* Source data:
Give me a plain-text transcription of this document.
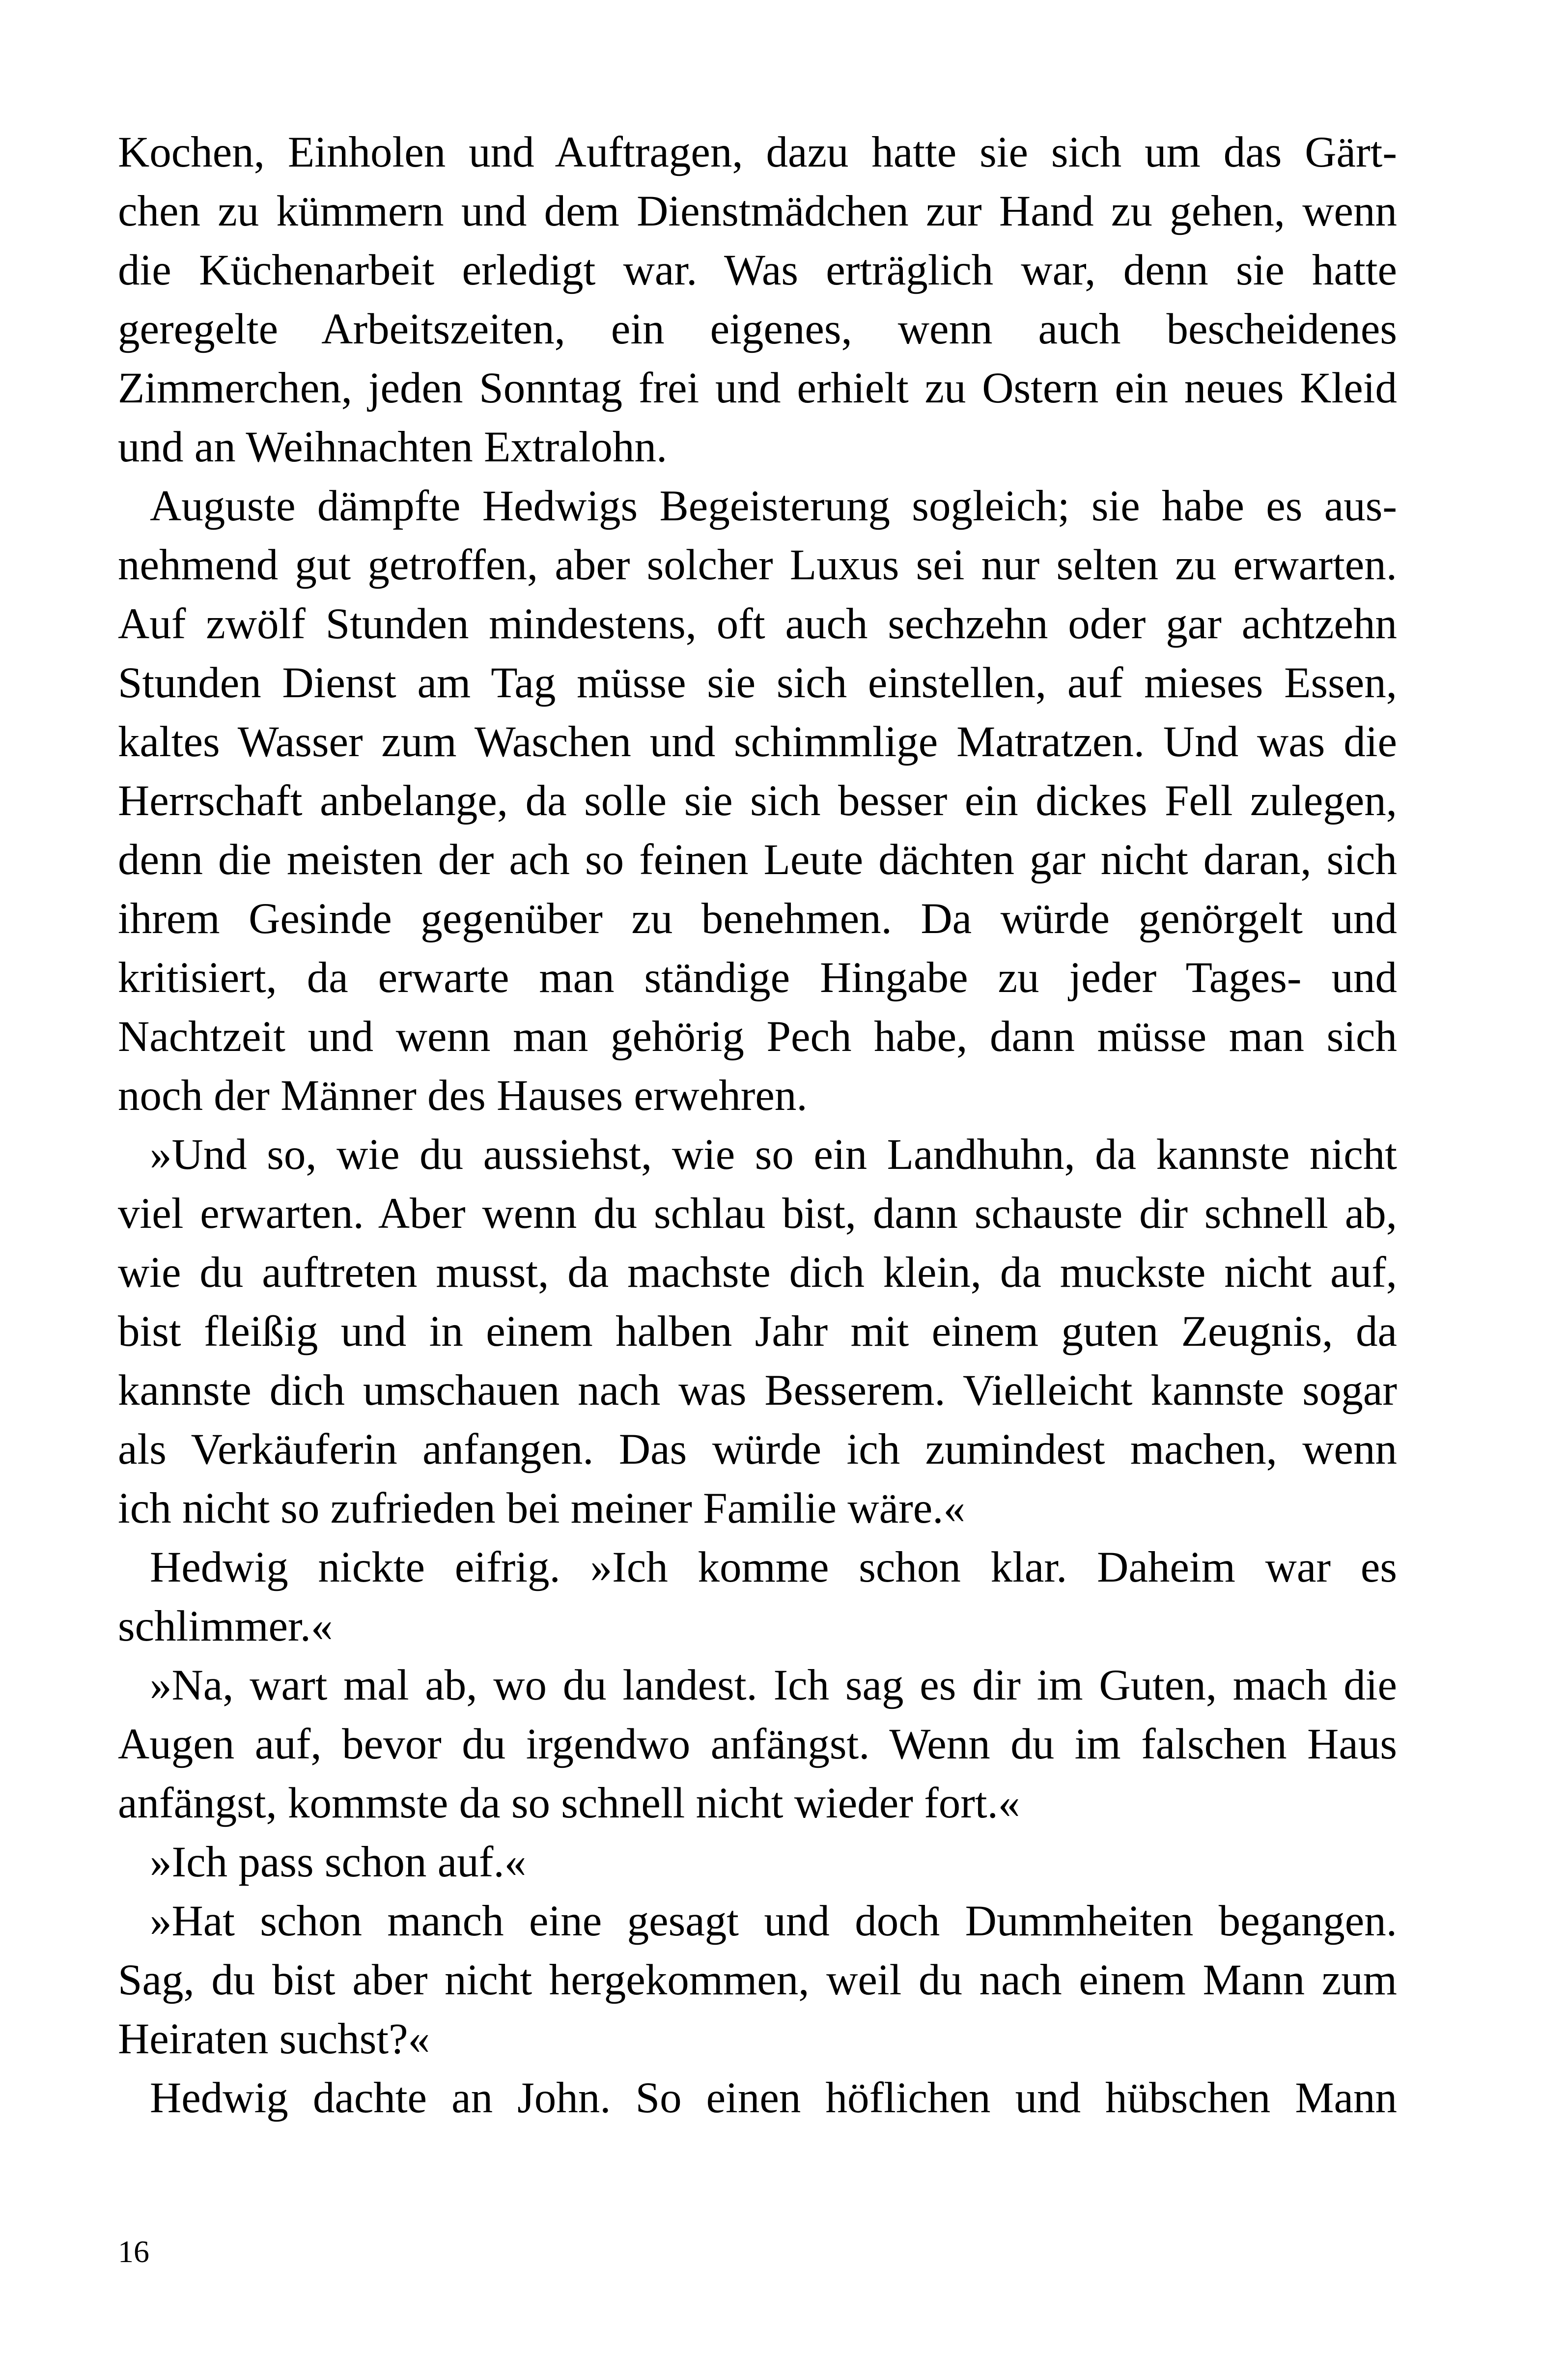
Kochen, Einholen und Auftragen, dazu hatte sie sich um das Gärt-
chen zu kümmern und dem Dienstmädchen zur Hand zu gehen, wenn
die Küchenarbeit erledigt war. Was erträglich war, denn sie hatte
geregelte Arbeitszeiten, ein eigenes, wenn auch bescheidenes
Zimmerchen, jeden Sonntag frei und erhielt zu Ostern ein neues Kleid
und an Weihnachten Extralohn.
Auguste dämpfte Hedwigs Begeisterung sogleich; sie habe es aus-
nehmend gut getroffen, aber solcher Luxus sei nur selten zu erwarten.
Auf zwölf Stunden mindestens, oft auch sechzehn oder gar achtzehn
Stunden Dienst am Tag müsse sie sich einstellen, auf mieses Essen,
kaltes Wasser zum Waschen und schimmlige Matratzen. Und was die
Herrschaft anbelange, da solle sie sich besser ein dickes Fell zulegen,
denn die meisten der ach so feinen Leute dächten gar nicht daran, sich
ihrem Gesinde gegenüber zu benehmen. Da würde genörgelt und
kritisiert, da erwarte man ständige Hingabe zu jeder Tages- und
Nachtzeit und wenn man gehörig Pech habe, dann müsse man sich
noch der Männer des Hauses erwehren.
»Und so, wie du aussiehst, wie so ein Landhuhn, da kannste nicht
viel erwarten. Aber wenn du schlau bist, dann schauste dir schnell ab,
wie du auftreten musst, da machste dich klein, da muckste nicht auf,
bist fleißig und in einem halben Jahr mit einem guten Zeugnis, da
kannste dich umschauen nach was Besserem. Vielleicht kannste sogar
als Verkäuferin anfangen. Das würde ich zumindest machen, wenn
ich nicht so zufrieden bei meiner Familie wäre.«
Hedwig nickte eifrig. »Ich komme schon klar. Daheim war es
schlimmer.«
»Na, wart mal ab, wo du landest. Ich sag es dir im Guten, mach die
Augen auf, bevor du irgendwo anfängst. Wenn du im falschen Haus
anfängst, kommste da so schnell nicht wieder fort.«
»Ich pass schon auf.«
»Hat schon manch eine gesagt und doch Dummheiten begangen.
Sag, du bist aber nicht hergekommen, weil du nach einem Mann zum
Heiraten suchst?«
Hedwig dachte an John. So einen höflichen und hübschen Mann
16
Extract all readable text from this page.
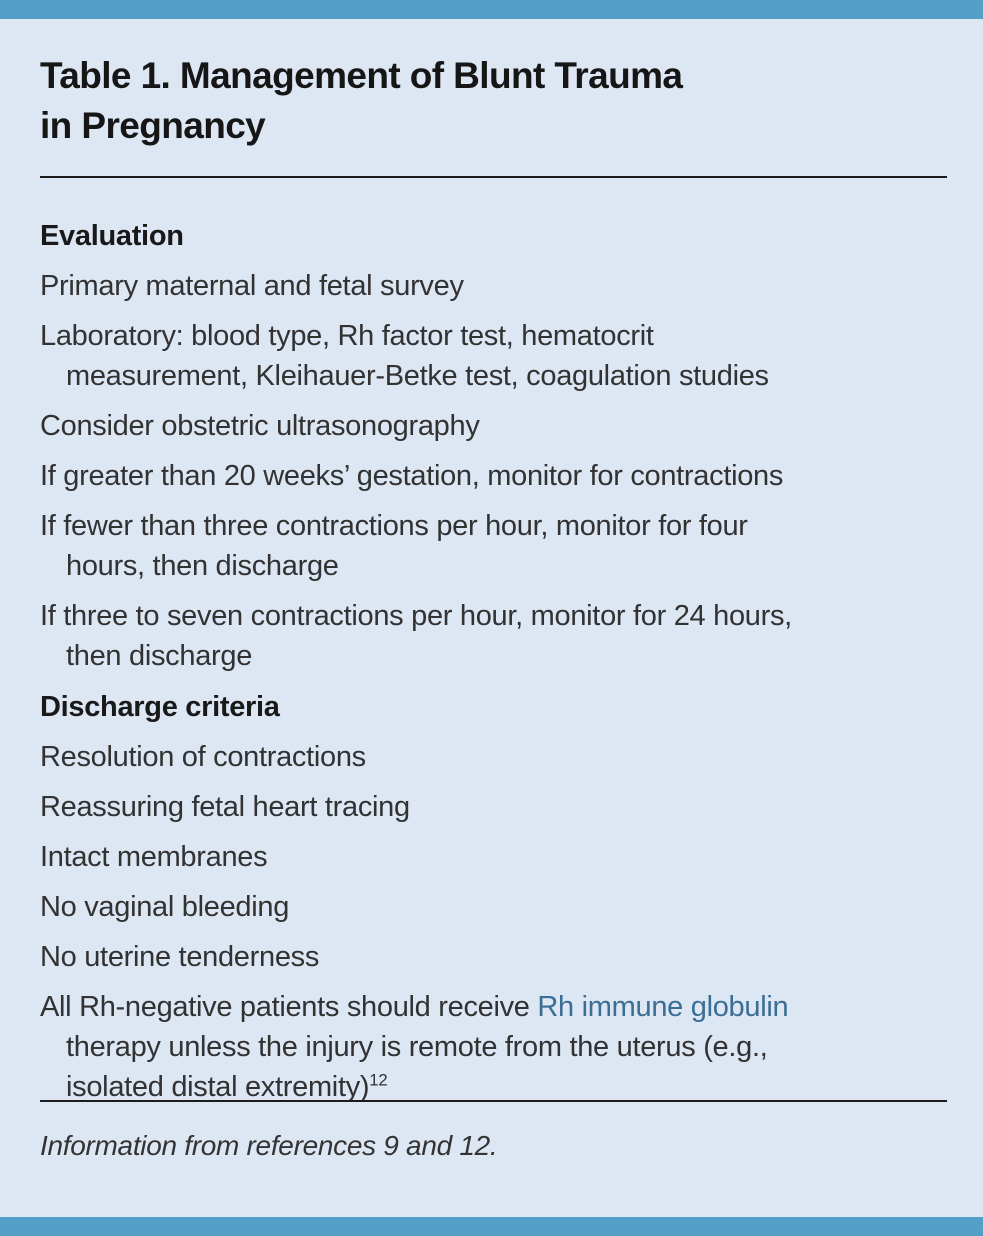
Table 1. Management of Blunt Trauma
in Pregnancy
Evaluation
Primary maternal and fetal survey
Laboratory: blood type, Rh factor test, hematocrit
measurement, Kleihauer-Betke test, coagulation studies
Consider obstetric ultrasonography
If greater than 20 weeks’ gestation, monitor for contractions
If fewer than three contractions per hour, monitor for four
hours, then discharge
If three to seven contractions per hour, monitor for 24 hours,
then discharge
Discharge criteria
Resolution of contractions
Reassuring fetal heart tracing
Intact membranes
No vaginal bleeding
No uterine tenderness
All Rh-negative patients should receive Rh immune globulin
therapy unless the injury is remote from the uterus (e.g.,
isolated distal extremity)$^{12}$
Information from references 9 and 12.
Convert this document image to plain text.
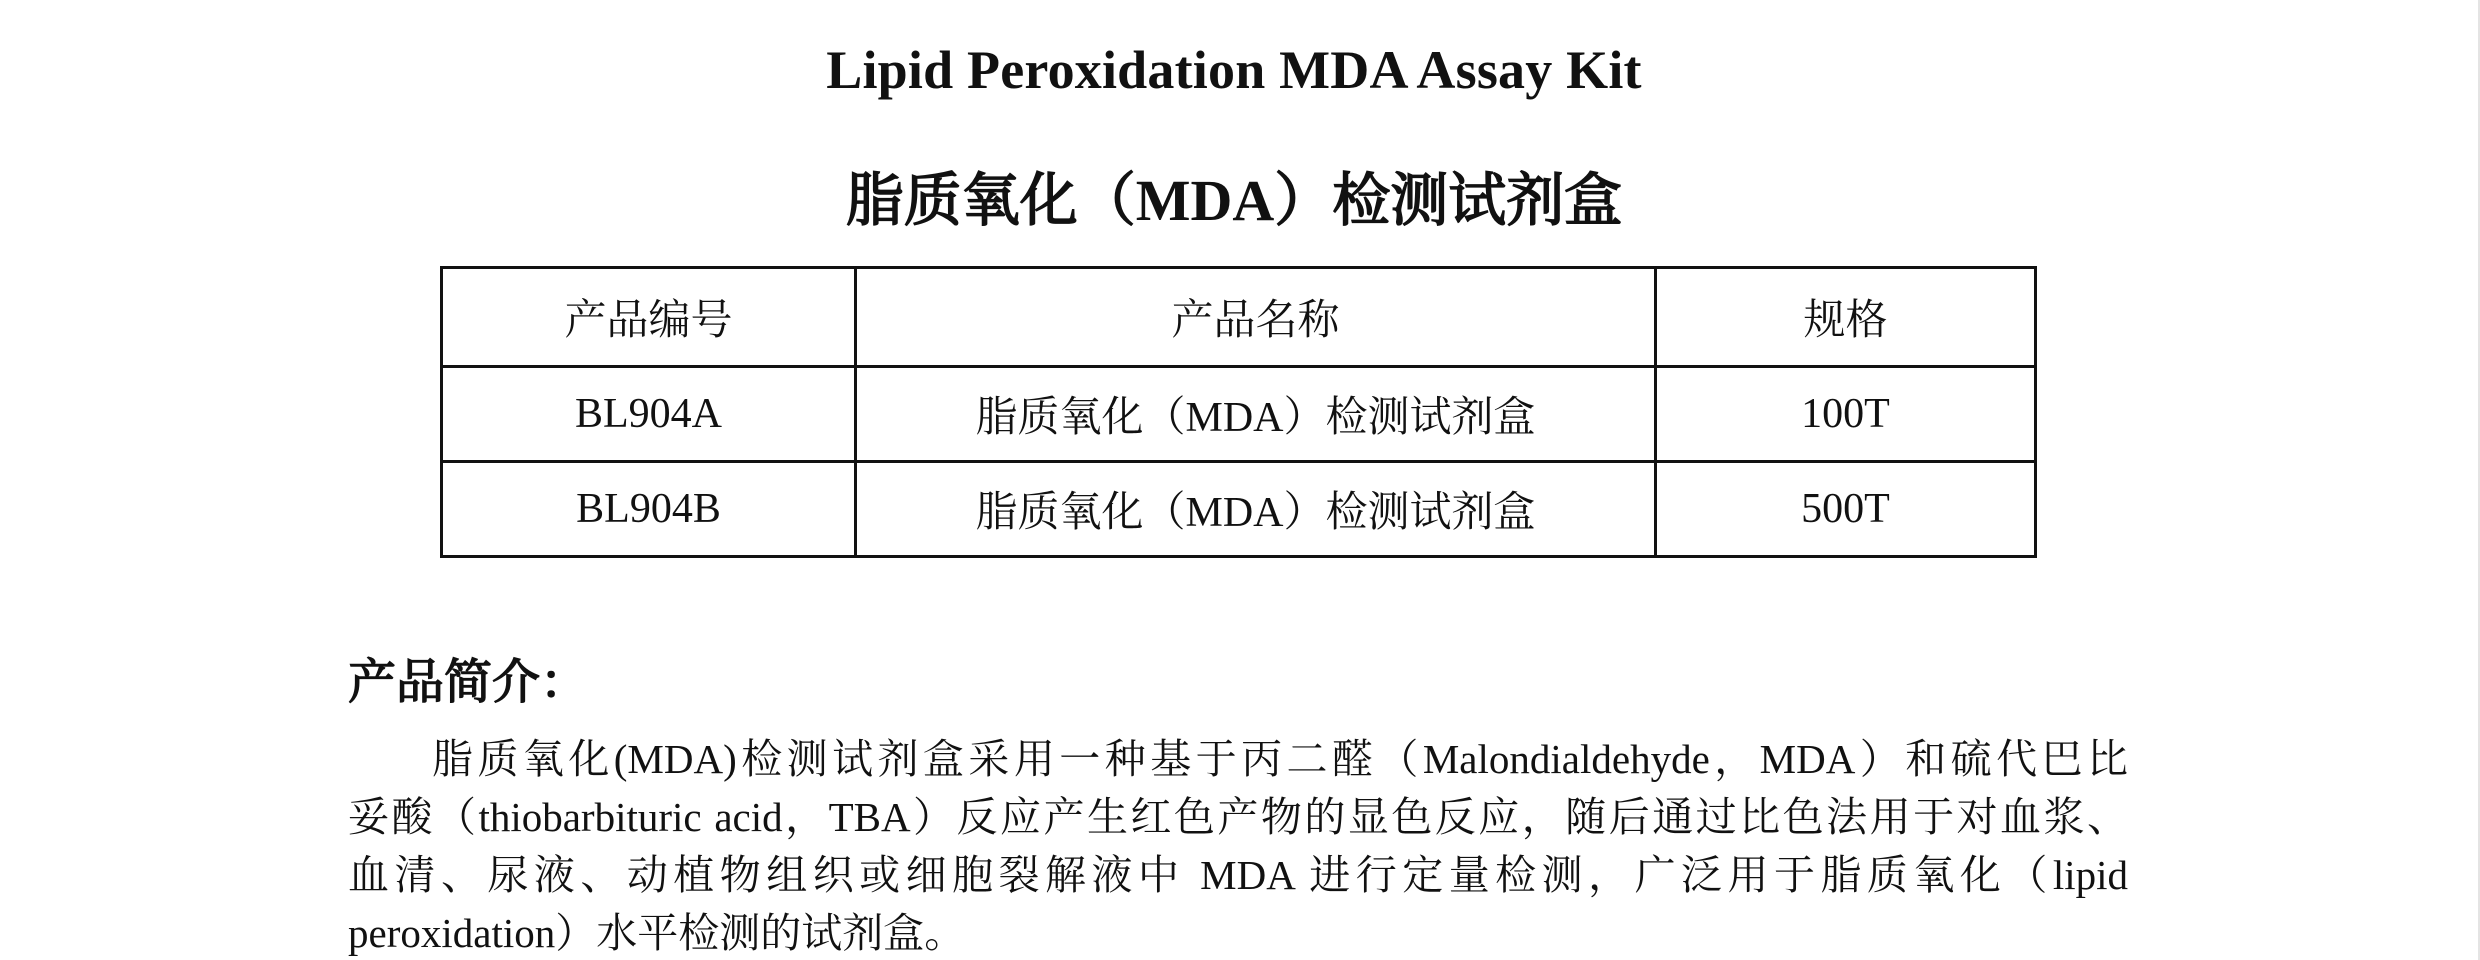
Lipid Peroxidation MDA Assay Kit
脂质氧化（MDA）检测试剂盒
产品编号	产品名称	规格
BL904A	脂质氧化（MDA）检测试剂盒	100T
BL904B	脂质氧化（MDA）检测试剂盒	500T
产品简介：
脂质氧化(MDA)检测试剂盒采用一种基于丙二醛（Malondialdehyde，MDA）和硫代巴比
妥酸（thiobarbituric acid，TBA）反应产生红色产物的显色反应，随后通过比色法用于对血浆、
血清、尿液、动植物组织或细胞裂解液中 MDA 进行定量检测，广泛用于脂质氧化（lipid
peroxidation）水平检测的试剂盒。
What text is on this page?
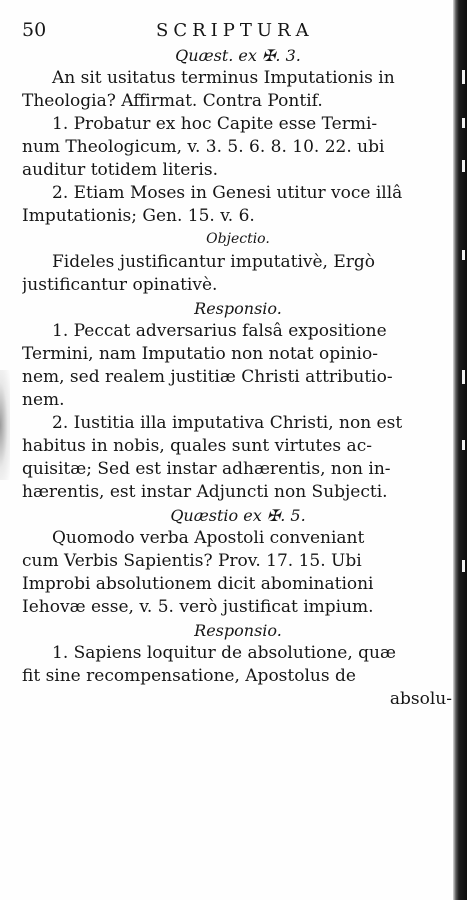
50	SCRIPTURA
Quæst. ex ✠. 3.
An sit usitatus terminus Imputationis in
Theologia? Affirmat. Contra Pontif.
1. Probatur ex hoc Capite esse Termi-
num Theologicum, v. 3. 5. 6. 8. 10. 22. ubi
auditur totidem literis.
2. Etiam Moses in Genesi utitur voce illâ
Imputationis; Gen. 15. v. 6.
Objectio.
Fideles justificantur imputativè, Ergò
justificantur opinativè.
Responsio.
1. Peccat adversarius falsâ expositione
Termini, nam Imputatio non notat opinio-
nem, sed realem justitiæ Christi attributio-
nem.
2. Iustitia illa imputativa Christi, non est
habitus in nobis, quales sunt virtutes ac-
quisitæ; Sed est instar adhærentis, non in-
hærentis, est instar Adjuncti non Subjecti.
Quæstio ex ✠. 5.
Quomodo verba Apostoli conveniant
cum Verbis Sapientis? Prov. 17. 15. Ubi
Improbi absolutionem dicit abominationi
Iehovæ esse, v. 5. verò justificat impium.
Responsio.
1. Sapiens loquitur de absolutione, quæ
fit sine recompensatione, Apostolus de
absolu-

* Directions for this task: Report how many lines of the entries above contain "erwarten", and give no other output.

* Answer section: 2